:: Supplied records ::
━━━━━━
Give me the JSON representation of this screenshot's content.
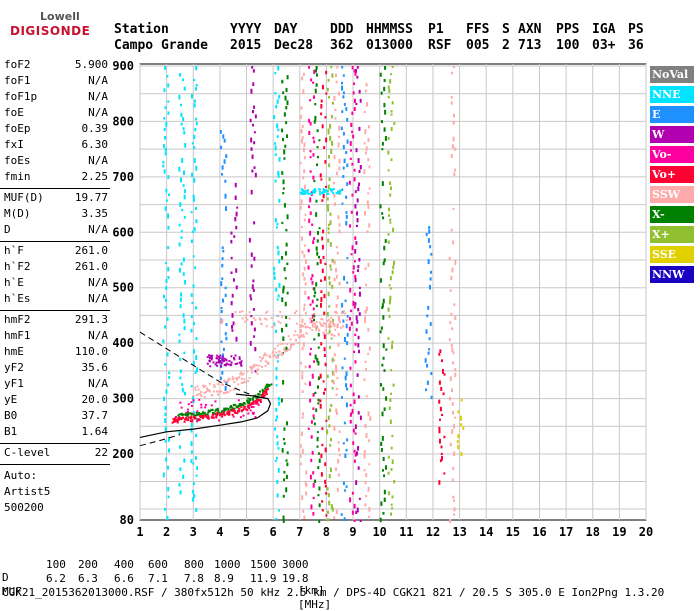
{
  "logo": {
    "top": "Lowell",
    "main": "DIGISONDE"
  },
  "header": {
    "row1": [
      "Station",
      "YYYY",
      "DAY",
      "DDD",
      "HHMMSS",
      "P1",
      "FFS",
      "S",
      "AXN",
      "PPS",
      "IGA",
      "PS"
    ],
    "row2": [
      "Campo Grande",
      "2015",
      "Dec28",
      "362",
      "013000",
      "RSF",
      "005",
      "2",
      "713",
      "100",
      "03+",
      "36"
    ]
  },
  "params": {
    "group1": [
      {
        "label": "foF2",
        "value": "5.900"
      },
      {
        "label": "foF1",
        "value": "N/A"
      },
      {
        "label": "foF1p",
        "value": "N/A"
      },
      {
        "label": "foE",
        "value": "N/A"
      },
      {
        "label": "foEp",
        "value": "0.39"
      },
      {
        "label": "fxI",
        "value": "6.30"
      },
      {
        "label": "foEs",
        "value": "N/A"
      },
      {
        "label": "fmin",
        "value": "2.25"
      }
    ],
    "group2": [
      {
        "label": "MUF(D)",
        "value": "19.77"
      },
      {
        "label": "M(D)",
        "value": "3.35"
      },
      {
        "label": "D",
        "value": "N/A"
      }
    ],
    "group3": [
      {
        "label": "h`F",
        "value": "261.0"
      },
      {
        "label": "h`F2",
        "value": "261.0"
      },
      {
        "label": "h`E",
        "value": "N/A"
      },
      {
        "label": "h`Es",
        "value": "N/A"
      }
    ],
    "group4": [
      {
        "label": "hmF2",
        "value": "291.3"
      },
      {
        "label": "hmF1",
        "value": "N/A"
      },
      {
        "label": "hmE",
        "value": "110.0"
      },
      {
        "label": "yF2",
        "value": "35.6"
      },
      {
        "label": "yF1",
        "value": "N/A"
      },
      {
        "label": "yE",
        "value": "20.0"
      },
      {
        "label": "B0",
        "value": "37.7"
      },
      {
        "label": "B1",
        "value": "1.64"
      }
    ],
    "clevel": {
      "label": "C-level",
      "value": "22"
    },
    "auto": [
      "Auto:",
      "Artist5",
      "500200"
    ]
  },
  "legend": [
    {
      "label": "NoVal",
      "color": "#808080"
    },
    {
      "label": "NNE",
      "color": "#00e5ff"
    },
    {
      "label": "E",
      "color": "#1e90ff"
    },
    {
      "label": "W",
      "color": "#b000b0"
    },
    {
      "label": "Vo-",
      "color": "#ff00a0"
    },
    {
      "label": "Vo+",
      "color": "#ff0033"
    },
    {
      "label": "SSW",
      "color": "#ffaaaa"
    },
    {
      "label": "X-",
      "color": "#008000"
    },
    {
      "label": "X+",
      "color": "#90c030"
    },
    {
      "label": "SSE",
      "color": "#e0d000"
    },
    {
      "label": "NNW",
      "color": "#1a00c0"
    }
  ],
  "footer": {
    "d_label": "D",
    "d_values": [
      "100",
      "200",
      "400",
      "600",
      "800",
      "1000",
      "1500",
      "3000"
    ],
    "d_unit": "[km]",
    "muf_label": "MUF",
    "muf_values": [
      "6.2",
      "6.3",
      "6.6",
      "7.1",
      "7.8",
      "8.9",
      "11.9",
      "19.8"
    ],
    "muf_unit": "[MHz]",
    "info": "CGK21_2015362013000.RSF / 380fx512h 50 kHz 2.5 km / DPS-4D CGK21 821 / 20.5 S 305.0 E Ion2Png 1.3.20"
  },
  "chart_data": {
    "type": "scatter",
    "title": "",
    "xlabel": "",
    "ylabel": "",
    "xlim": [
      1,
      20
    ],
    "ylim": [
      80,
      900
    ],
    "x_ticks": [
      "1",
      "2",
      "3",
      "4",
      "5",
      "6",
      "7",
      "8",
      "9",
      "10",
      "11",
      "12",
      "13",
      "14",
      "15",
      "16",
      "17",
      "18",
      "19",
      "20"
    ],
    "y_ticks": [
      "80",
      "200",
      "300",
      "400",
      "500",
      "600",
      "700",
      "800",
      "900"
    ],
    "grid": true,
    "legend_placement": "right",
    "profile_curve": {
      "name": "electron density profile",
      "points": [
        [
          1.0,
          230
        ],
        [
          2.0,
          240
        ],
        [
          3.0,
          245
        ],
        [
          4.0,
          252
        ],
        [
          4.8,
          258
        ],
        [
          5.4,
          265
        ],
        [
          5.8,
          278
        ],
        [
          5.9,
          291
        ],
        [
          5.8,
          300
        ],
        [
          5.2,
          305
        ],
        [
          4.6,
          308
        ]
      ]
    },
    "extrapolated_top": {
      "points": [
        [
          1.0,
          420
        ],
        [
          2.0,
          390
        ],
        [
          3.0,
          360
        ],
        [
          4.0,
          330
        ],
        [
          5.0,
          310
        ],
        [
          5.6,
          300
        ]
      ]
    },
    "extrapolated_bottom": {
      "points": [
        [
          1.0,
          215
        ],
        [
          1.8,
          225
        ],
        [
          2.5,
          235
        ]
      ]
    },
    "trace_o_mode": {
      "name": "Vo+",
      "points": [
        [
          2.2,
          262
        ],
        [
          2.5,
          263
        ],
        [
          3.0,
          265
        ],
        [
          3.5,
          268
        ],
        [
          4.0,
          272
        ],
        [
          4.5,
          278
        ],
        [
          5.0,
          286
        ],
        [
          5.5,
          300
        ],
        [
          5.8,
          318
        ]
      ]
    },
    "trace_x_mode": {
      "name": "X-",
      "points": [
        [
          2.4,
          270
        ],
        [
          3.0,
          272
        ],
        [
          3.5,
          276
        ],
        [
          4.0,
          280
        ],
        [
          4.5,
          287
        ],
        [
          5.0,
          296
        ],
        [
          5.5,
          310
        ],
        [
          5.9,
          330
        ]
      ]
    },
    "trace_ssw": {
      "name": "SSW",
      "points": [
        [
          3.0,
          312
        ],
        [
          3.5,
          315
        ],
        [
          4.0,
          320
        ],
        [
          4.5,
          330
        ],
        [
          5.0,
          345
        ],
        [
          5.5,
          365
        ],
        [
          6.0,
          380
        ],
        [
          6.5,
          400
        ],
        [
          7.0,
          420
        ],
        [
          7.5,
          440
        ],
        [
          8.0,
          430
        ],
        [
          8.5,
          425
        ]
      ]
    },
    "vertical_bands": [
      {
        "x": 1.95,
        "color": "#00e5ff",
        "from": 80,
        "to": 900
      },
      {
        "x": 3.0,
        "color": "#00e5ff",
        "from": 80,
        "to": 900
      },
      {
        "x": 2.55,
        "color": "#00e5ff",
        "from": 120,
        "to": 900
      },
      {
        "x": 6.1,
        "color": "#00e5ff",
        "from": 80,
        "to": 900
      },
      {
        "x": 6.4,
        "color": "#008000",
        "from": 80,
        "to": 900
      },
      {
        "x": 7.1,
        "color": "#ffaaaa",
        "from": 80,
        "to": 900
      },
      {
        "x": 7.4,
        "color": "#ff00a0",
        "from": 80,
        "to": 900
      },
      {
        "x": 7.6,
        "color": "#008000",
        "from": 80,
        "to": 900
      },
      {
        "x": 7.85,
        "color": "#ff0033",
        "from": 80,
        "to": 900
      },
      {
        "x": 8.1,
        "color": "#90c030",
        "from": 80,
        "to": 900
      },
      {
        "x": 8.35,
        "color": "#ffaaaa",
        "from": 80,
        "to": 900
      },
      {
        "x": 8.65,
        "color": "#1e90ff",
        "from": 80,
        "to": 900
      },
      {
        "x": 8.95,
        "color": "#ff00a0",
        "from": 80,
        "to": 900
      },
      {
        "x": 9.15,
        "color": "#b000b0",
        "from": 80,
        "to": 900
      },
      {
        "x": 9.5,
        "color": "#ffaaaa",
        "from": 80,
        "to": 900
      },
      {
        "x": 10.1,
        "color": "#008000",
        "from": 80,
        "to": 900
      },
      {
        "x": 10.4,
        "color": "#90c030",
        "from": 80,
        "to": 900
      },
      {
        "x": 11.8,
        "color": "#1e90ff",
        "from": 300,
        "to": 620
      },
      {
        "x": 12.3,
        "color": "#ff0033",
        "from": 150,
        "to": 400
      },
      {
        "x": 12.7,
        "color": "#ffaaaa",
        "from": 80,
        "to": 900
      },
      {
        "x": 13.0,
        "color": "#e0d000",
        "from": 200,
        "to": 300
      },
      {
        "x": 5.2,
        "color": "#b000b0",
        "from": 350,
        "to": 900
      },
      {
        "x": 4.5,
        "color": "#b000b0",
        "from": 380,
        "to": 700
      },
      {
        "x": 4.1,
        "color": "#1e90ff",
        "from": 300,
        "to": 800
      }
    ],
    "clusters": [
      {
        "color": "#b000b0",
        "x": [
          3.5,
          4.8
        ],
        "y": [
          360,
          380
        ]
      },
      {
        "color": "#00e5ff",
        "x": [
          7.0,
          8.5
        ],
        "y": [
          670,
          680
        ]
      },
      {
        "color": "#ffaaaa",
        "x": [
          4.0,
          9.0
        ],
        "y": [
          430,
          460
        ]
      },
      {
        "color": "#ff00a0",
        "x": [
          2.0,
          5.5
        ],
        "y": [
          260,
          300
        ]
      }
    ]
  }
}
━━━━━━
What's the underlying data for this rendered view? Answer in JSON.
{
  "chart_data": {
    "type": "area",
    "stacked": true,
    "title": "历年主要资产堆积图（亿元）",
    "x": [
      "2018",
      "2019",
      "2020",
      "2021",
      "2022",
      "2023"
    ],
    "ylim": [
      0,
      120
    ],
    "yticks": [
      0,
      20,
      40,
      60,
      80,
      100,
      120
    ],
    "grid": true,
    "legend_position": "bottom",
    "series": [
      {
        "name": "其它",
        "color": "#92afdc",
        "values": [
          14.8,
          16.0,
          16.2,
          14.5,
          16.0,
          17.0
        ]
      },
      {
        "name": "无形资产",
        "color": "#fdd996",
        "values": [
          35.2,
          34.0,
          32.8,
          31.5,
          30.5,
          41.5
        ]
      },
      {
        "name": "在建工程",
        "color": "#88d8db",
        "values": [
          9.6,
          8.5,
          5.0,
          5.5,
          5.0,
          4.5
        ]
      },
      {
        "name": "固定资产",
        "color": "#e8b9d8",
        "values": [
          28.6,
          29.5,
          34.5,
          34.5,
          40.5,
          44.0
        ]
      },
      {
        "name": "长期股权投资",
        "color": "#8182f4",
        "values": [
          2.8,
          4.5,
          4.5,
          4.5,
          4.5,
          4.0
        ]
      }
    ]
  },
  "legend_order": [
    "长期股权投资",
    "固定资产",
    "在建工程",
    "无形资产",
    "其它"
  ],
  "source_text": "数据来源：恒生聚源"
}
━━━━━━
:: Short task ::
Tell how many lines in the material contain the word "JSON". Only the number is wanted.

:: Reply ::
2